__Requirement__:
Where a line contains the word "short", copy that line in full.

__Stored items__:
-=-=-

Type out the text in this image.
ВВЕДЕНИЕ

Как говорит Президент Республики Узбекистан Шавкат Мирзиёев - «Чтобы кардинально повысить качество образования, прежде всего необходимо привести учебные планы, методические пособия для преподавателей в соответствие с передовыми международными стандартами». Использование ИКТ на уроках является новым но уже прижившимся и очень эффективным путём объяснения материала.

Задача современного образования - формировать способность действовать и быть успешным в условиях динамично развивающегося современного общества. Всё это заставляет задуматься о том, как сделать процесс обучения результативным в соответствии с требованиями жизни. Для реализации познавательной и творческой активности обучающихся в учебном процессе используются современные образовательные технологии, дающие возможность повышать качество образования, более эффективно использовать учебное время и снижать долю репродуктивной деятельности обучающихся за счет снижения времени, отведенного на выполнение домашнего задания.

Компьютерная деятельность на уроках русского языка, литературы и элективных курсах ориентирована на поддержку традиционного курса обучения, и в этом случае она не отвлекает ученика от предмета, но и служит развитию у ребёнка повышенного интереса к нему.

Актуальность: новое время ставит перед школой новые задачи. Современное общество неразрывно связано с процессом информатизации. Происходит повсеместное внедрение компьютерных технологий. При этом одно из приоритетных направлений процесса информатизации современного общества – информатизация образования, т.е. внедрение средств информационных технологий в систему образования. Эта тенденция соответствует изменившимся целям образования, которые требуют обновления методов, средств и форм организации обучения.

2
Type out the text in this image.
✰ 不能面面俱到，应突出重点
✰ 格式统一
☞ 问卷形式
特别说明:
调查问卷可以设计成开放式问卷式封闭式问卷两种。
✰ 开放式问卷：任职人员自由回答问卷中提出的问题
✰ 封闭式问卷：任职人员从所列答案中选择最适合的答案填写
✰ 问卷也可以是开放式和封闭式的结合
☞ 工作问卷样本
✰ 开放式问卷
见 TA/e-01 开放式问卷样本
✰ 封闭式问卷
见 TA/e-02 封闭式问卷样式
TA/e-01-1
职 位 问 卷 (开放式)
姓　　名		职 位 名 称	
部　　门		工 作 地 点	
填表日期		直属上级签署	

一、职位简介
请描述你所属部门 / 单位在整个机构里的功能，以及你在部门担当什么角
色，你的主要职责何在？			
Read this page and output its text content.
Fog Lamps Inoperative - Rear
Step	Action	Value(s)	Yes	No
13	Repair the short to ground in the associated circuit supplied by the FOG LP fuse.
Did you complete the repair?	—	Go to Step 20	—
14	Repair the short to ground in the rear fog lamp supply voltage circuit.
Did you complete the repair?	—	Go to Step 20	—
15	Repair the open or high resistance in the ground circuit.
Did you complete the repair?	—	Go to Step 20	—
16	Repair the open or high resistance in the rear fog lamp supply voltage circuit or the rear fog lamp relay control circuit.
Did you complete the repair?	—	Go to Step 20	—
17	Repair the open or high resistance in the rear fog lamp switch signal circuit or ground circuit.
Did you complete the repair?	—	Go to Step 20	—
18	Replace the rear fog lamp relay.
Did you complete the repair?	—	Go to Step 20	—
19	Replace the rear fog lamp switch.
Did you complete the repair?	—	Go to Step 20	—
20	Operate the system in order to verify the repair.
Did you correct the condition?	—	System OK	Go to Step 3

-=-=-

__Solution to the exercise__:
13	Repair the short to ground in the associated circuit supplied by the FOG LP fuse.
14	Repair the short to ground in the rear fog lamp supply voltage circuit.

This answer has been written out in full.